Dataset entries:
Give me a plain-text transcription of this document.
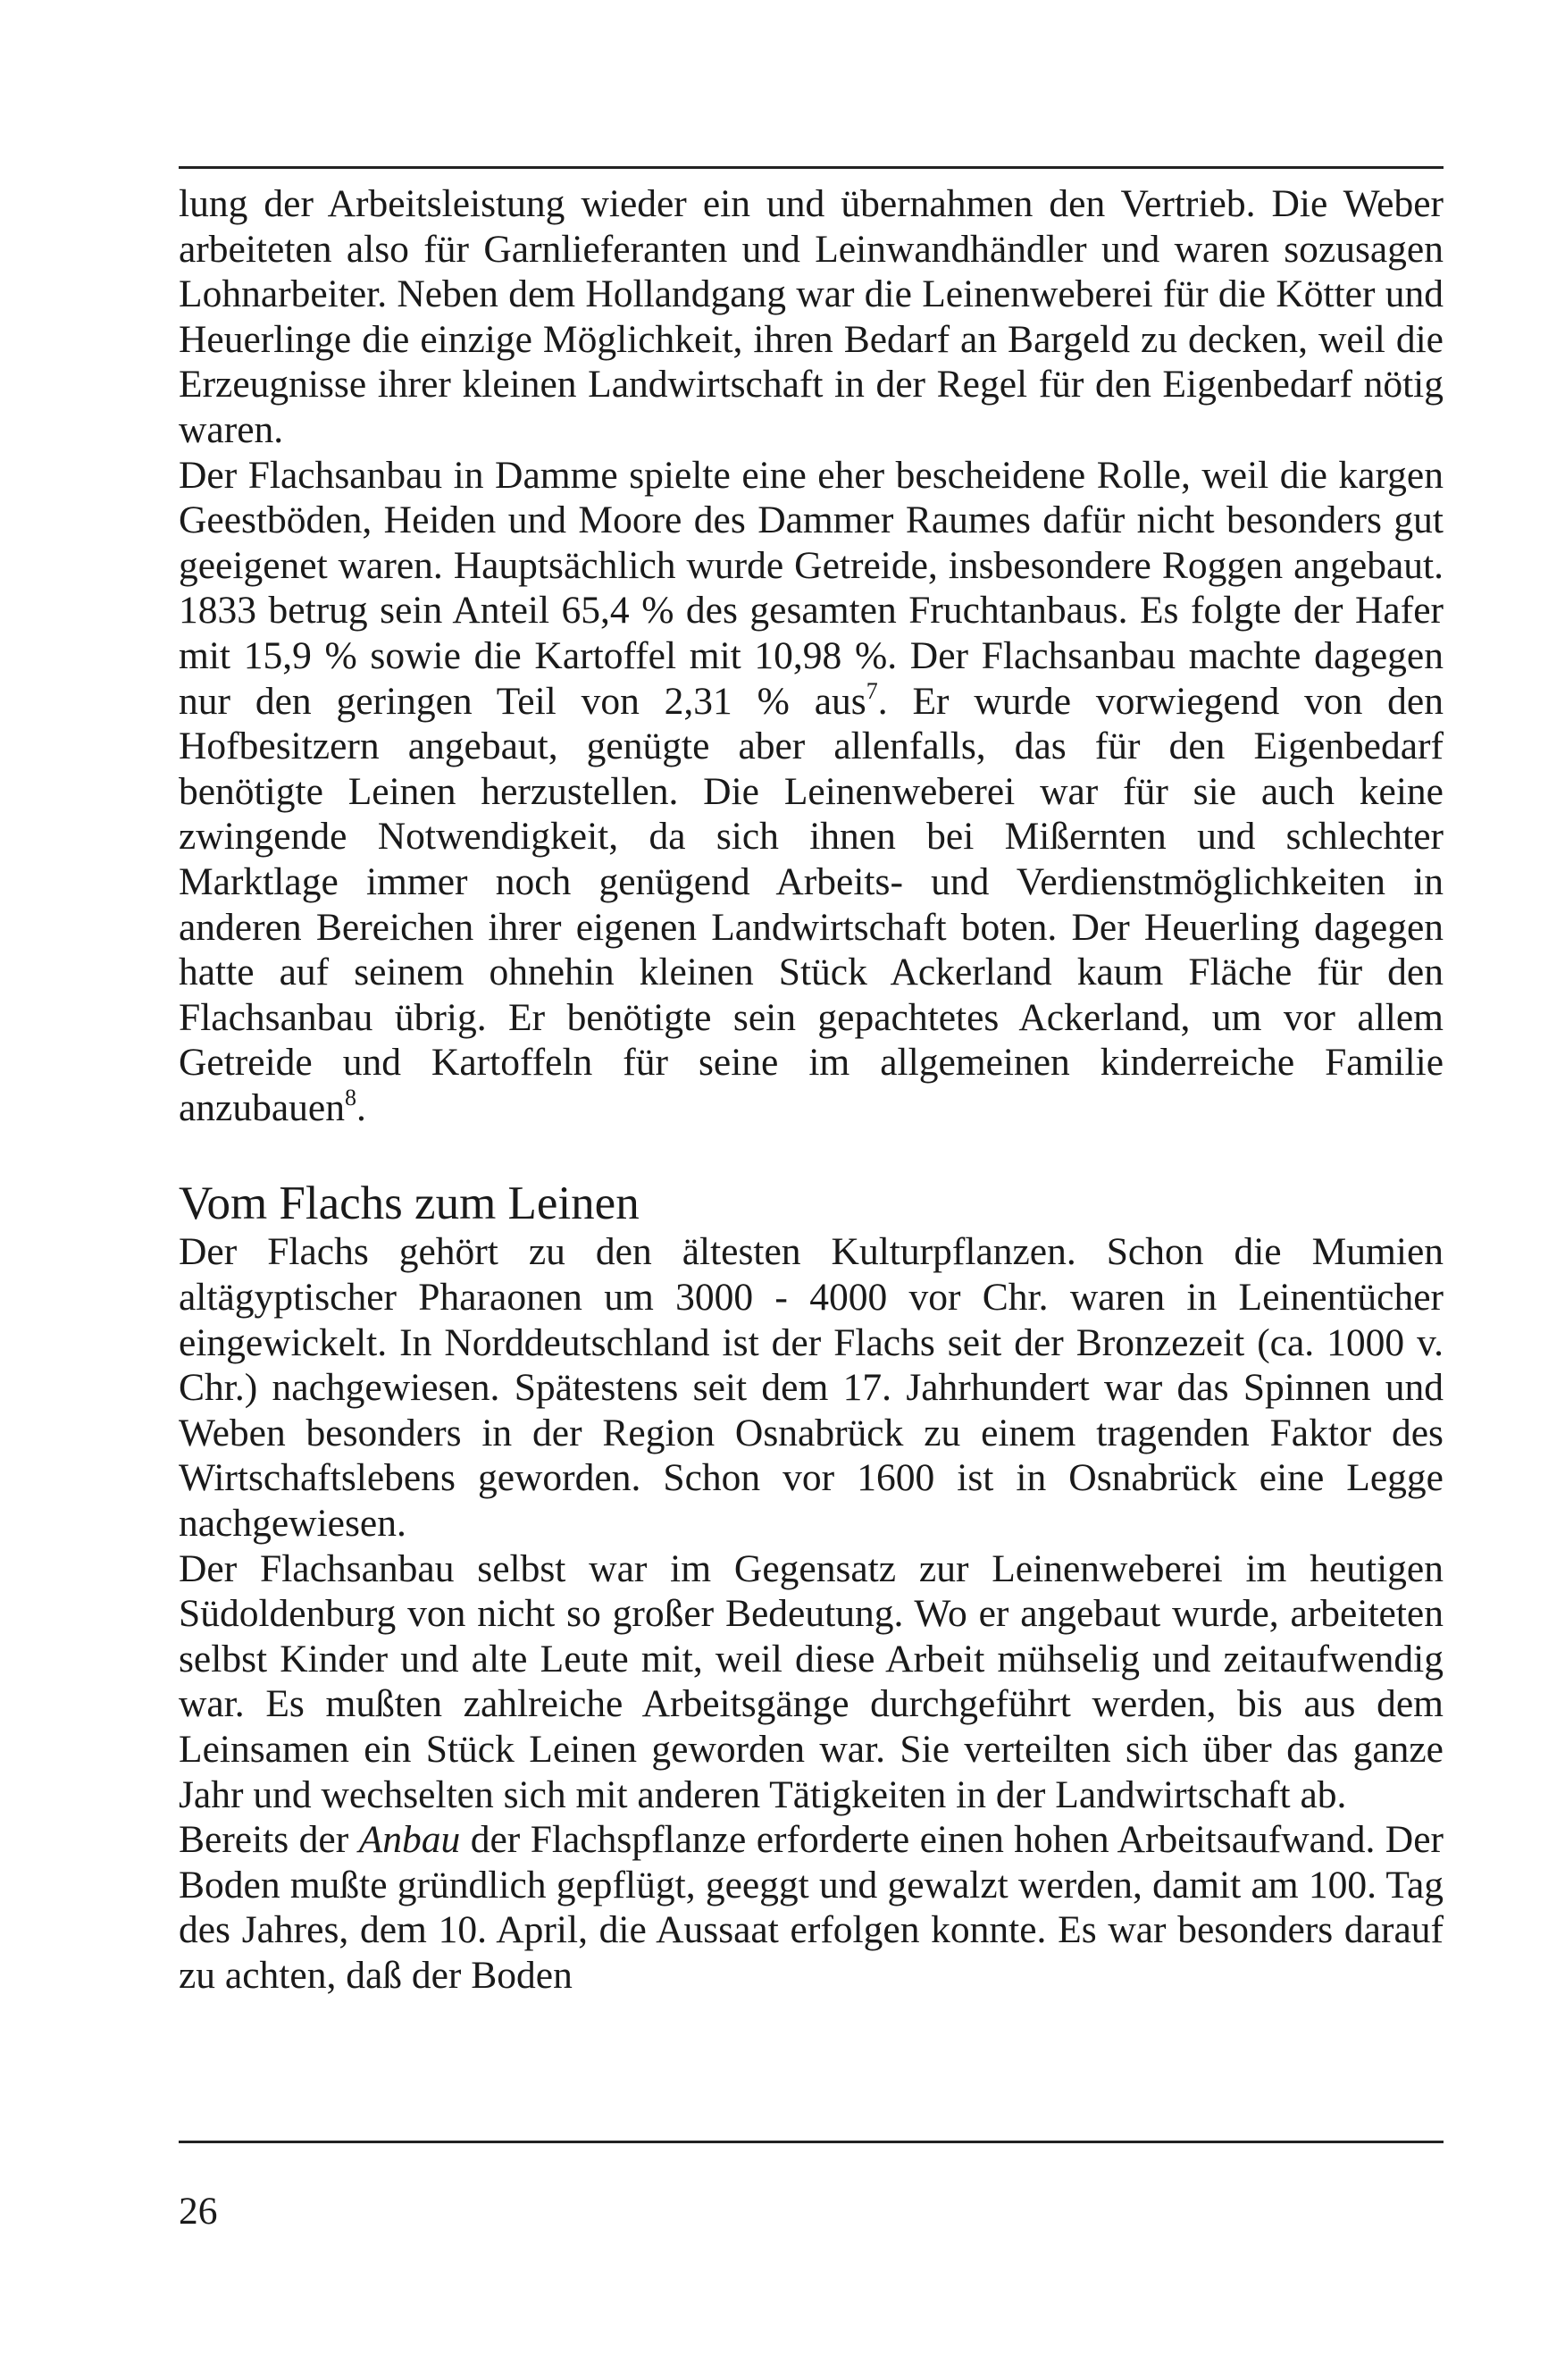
lung der Arbeitsleistung wieder ein und übernahmen den Vertrieb. Die Weber arbeiteten also für Garnlieferanten und Leinwandhändler und waren sozusagen Lohnarbeiter. Neben dem Hollandgang war die Leinenweberei für die Kötter und Heuerlinge die einzige Möglichkeit, ihren Bedarf an Bargeld zu decken, weil die Erzeugnisse ihrer kleinen Landwirtschaft in der Regel für den Eigenbedarf nötig waren.

Der Flachsanbau in Damme spielte eine eher bescheidene Rolle, weil die kargen Geestböden, Heiden und Moore des Dammer Raumes dafür nicht besonders gut geeigenet waren. Hauptsächlich wurde Getreide, insbesondere Roggen angebaut. 1833 betrug sein Anteil 65,4 % des gesamten Fruchtanbaus. Es folgte der Hafer mit 15,9 % sowie die Kartoffel mit 10,98 %. Der Flachsanbau machte dagegen nur den geringen Teil von 2,31 % aus$^7$. Er wurde vorwiegend von den Hofbesitzern angebaut, genügte aber allenfalls, das für den Eigenbedarf benötigte Leinen herzustellen. Die Leinenweberei war für sie auch keine zwingende Notwendigkeit, da sich ihnen bei Mißernten und schlechter Marktlage immer noch genügend Arbeits- und Verdienstmöglichkeiten in anderen Bereichen ihrer eigenen Landwirtschaft boten. Der Heuerling dagegen hatte auf seinem ohnehin kleinen Stück Ackerland kaum Fläche für den Flachsanbau übrig. Er benötigte sein gepachtetes Ackerland, um vor allem Getreide und Kartoffeln für seine im allgemeinen kinderreiche Familie anzubauen$^8$.

Vom Flachs zum Leinen

Der Flachs gehört zu den ältesten Kulturpflanzen. Schon die Mumien altägyptischer Pharaonen um 3000 - 4000 vor Chr. waren in Leinentücher eingewickelt. In Norddeutschland ist der Flachs seit der Bronzezeit (ca. 1000 v. Chr.) nachgewiesen. Spätestens seit dem 17. Jahrhundert war das Spinnen und Weben besonders in der Region Osnabrück zu einem tragenden Faktor des Wirtschaftslebens geworden. Schon vor 1600 ist in Osnabrück eine Legge nachgewiesen.

Der Flachsanbau selbst war im Gegensatz zur Leinenweberei im heutigen Südoldenburg von nicht so großer Bedeutung. Wo er angebaut wurde, arbeiteten selbst Kinder und alte Leute mit, weil diese Arbeit mühselig und zeitaufwendig war. Es mußten zahlreiche Arbeitsgänge durchgeführt werden, bis aus dem Leinsamen ein Stück Leinen geworden war. Sie verteilten sich über das ganze Jahr und wechselten sich mit anderen Tätigkeiten in der Landwirtschaft ab.

Bereits der Anbau der Flachspflanze erforderte einen hohen Arbeitsaufwand. Der Boden mußte gründlich gepflügt, geeggt und gewalzt werden, damit am 100. Tag des Jahres, dem 10. April, die Aussaat erfolgen konnte. Es war besonders darauf zu achten, daß der Boden

26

» Your objective
Make an exact copy of all entries above, dropping the images.

» Output of the task
Give me a plain-text transcription of this document.
lung der Arbeitsleistung wieder ein und übernahmen den Vertrieb. Die Weber arbeiteten also für Garnlieferanten und Leinwandhändler und waren sozusagen Lohnarbeiter. Neben dem Hollandgang war die Leinenweberei für die Kötter und Heuerlinge die einzige Möglichkeit, ihren Bedarf an Bargeld zu decken, weil die Erzeugnisse ihrer kleinen Landwirtschaft in der Regel für den Eigenbedarf nötig waren.

Der Flachsanbau in Damme spielte eine eher bescheidene Rolle, weil die kargen Geestböden, Heiden und Moore des Dammer Raumes dafür nicht besonders gut geeigenet waren. Hauptsächlich wurde Getreide, insbesondere Roggen angebaut. 1833 betrug sein Anteil 65,4 % des gesamten Fruchtanbaus. Es folgte der Hafer mit 15,9 % sowie die Kartoffel mit 10,98 %. Der Flachsanbau machte dagegen nur den geringen Teil von 2,31 % aus$^7$. Er wurde vorwiegend von den Hofbesitzern angebaut, genügte aber allenfalls, das für den Eigenbedarf benötigte Leinen herzustellen. Die Leinenweberei war für sie auch keine zwingende Notwendigkeit, da sich ihnen bei Mißernten und schlechter Marktlage immer noch genügend Arbeits- und Verdienstmöglichkeiten in anderen Bereichen ihrer eigenen Landwirtschaft boten. Der Heuerling dagegen hatte auf seinem ohnehin kleinen Stück Ackerland kaum Fläche für den Flachsanbau übrig. Er benötigte sein gepachtetes Ackerland, um vor allem Getreide und Kartoffeln für seine im allgemeinen kinderreiche Familie anzubauen$^8$.

Vom Flachs zum Leinen

Der Flachs gehört zu den ältesten Kulturpflanzen. Schon die Mumien altägyptischer Pharaonen um 3000 - 4000 vor Chr. waren in Leinentücher eingewickelt. In Norddeutschland ist der Flachs seit der Bronzezeit (ca. 1000 v. Chr.) nachgewiesen. Spätestens seit dem 17. Jahrhundert war das Spinnen und Weben besonders in der Region Osnabrück zu einem tragenden Faktor des Wirtschaftslebens geworden. Schon vor 1600 ist in Osnabrück eine Legge nachgewiesen.

Der Flachsanbau selbst war im Gegensatz zur Leinenweberei im heutigen Südoldenburg von nicht so großer Bedeutung. Wo er angebaut wurde, arbeiteten selbst Kinder und alte Leute mit, weil diese Arbeit mühselig und zeitaufwendig war. Es mußten zahlreiche Arbeitsgänge durchgeführt werden, bis aus dem Leinsamen ein Stück Leinen geworden war. Sie verteilten sich über das ganze Jahr und wechselten sich mit anderen Tätigkeiten in der Landwirtschaft ab.

Bereits der Anbau der Flachspflanze erforderte einen hohen Arbeitsaufwand. Der Boden mußte gründlich gepflügt, geeggt und gewalzt werden, damit am 100. Tag des Jahres, dem 10. April, die Aussaat erfolgen konnte. Es war besonders darauf zu achten, daß der Boden

26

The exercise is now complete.